Given data
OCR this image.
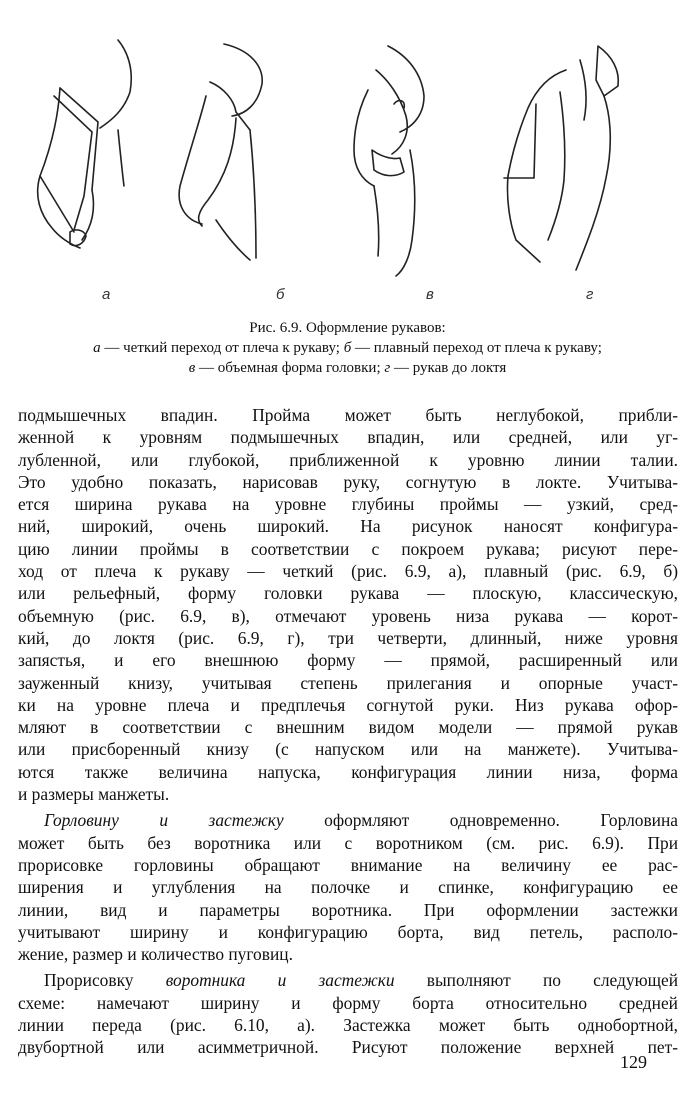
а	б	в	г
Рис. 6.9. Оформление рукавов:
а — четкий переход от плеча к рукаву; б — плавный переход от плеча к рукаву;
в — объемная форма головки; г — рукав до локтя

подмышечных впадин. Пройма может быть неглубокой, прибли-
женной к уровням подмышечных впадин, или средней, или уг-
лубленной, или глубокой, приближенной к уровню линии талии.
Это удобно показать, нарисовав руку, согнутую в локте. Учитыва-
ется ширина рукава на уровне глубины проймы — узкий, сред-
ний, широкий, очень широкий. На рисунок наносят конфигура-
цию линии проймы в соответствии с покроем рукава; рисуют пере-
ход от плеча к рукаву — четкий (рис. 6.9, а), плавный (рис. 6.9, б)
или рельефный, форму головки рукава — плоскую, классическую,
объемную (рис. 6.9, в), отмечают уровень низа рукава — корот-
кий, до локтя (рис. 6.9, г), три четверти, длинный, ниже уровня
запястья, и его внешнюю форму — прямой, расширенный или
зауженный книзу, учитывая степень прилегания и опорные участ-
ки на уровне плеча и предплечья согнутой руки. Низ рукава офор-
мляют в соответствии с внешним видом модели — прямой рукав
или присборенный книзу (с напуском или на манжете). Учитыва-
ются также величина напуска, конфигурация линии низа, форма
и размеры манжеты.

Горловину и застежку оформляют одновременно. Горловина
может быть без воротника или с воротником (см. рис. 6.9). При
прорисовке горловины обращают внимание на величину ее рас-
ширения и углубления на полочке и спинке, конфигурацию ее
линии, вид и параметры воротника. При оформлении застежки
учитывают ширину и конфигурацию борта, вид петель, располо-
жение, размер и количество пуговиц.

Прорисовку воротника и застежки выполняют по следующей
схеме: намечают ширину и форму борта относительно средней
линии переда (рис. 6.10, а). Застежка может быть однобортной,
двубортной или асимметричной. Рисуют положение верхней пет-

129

==

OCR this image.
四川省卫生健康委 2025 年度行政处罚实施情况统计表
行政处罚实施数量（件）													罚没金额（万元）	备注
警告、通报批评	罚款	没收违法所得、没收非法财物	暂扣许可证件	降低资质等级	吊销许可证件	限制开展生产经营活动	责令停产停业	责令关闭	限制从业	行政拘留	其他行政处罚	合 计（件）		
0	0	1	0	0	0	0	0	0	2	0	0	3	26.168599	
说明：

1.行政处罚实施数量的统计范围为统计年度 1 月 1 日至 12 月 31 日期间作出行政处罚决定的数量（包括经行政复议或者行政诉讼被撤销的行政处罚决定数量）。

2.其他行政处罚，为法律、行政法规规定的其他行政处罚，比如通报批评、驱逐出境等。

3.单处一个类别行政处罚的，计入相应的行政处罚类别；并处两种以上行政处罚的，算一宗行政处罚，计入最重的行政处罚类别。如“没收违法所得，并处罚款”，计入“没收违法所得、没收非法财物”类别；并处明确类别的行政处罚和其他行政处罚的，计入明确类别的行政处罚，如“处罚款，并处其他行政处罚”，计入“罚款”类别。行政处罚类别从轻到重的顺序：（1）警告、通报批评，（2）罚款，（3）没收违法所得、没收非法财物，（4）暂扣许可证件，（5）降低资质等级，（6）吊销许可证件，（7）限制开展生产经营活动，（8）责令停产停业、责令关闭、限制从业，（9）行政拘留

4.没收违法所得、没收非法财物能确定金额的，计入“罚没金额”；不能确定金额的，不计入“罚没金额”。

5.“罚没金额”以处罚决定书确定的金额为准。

Directions for this task
Copy every line from the entries that contains the word "соответствии".

Solution below
цию линии проймы в соответствии с покроем рукава; рисуют пере-
мляют в соответствии с внешним видом модели — прямой рукав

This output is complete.